Stored data:
** START **

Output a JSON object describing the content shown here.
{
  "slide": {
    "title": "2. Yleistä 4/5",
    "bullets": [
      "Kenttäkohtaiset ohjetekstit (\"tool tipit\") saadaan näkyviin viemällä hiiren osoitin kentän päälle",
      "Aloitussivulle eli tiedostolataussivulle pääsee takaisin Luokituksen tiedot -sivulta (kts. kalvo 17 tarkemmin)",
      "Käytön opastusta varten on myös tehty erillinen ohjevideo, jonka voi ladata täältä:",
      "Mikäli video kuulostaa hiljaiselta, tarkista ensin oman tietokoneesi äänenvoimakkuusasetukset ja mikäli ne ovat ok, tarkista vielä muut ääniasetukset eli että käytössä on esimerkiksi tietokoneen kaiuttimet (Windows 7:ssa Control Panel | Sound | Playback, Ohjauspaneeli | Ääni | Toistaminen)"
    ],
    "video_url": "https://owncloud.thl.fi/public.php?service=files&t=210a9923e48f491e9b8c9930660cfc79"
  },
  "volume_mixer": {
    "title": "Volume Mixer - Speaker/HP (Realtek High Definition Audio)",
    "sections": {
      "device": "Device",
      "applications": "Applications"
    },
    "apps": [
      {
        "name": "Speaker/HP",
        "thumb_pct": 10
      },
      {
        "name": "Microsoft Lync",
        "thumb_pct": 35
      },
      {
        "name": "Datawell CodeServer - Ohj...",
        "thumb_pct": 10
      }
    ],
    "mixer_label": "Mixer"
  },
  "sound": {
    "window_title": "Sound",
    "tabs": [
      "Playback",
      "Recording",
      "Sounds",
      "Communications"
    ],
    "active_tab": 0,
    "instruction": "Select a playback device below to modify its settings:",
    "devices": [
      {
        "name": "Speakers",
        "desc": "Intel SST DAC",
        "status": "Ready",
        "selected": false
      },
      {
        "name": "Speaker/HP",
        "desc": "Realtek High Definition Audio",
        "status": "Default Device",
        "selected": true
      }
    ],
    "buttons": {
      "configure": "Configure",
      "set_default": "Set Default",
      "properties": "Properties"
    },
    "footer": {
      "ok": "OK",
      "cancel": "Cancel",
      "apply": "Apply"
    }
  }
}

** END **

Extract the listing in its entirety and repeat it exactly.

Output a JSON object describing the content shown here.
{
  "slide": {
    "title": "2. Yleistä 4/5",
    "bullets": [
      "Kenttäkohtaiset ohjetekstit (\"tool tipit\") saadaan näkyviin viemällä hiiren osoitin kentän päälle",
      "Aloitussivulle eli tiedostolataussivulle pääsee takaisin Luokituksen tiedot -sivulta (kts. kalvo 17 tarkemmin)",
      "Käytön opastusta varten on myös tehty erillinen ohjevideo, jonka voi ladata täältä:",
      "Mikäli video kuulostaa hiljaiselta, tarkista ensin oman tietokoneesi äänenvoimakkuusasetukset ja mikäli ne ovat ok, tarkista vielä muut ääniasetukset eli että käytössä on esimerkiksi tietokoneen kaiuttimet (Windows 7:ssa Control Panel | Sound | Playback, Ohjauspaneeli | Ääni | Toistaminen)"
    ],
    "video_url": "https://owncloud.thl.fi/public.php?service=files&t=210a9923e48f491e9b8c9930660cfc79"
  },
  "volume_mixer": {
    "title": "Volume Mixer - Speaker/HP (Realtek High Definition Audio)",
    "sections": {
      "device": "Device",
      "applications": "Applications"
    },
    "apps": [
      {
        "name": "Speaker/HP",
        "thumb_pct": 10
      },
      {
        "name": "Microsoft Lync",
        "thumb_pct": 35
      },
      {
        "name": "Datawell CodeServer - Ohj...",
        "thumb_pct": 10
      }
    ],
    "mixer_label": "Mixer"
  },
  "sound": {
    "window_title": "Sound",
    "tabs": [
      "Playback",
      "Recording",
      "Sounds",
      "Communications"
    ],
    "active_tab": 0,
    "instruction": "Select a playback device below to modify its settings:",
    "devices": [
      {
        "name": "Speakers",
        "desc": "Intel SST DAC",
        "status": "Ready",
        "selected": false
      },
      {
        "name": "Speaker/HP",
        "desc": "Realtek High Definition Audio",
        "status": "Default Device",
        "selected": true
      }
    ],
    "buttons": {
      "configure": "Configure",
      "set_default": "Set Default",
      "properties": "Properties"
    },
    "footer": {
      "ok": "OK",
      "cancel": "Cancel",
      "apply": "Apply"
    }
  }
}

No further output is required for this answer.